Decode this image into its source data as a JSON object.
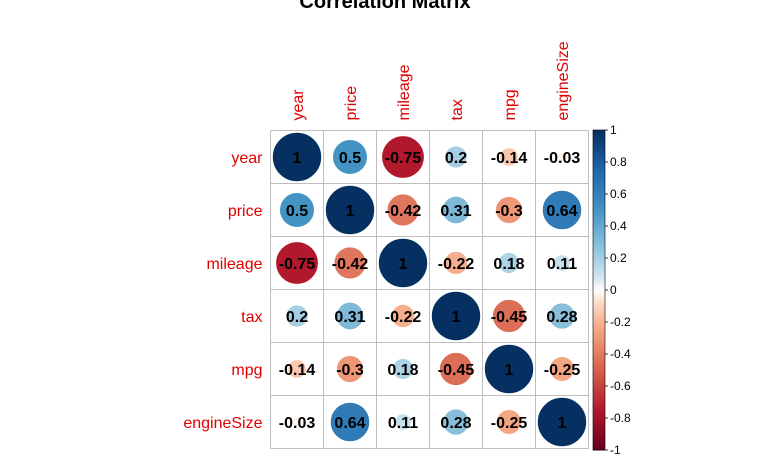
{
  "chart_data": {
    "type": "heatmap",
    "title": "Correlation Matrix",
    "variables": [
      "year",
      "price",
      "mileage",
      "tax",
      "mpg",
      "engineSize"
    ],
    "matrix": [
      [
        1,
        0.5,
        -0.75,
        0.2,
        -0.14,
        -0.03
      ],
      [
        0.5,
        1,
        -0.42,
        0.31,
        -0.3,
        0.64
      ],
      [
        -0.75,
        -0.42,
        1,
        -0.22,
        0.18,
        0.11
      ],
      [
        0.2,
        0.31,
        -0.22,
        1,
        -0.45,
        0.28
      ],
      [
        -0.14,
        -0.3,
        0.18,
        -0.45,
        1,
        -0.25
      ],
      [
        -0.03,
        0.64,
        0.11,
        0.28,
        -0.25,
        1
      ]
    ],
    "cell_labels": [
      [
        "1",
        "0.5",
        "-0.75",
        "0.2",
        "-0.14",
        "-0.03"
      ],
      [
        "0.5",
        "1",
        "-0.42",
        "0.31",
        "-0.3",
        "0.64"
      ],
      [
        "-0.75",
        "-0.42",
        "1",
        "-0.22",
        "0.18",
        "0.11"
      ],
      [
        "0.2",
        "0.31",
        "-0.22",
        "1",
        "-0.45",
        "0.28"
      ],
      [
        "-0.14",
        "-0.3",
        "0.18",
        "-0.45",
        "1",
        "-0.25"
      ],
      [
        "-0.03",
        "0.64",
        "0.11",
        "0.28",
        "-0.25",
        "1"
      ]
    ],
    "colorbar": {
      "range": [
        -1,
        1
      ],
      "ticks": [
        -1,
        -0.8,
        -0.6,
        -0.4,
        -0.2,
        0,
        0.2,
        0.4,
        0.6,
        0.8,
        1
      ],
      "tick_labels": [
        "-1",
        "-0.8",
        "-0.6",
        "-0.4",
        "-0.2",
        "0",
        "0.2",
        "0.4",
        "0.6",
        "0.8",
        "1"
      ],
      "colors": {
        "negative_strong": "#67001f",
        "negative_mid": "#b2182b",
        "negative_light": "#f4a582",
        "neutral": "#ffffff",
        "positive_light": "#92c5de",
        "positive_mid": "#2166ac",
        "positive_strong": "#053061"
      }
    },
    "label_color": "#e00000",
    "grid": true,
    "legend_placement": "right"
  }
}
════
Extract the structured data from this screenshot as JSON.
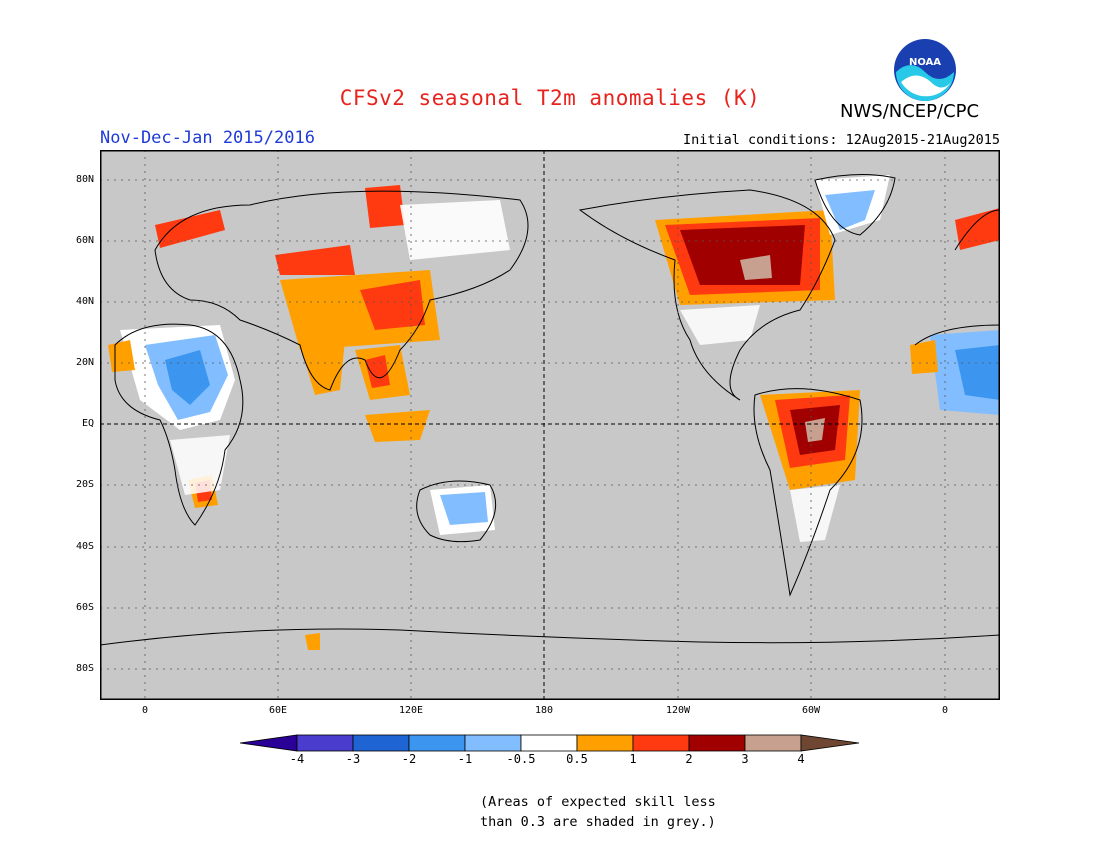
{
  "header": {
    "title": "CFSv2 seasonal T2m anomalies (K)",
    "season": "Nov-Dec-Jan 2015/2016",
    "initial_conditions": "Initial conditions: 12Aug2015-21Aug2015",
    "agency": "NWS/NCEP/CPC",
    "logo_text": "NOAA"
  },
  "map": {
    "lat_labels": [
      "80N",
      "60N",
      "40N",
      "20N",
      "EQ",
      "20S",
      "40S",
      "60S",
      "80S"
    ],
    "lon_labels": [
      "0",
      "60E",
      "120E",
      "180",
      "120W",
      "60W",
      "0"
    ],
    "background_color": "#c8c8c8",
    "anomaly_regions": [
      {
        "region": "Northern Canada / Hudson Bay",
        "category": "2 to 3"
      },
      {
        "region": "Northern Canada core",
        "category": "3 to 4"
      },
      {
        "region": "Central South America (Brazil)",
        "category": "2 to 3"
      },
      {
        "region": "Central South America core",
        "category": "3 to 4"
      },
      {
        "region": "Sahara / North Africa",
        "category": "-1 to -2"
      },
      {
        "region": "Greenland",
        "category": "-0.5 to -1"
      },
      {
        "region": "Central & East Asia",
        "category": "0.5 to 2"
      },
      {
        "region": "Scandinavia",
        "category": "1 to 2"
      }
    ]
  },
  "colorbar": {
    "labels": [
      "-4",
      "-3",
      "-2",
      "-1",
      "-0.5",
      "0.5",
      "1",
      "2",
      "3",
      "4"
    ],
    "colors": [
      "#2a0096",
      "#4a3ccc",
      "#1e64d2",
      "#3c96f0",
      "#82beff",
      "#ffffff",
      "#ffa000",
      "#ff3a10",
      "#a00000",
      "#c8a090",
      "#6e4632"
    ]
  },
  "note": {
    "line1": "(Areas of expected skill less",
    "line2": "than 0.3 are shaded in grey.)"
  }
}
════
### Exercise details
Wherever a line in the data above holds "America", copy that line.

### Completed exercise
        "region": "Central South America (Brazil)",
        "region": "Central South America core",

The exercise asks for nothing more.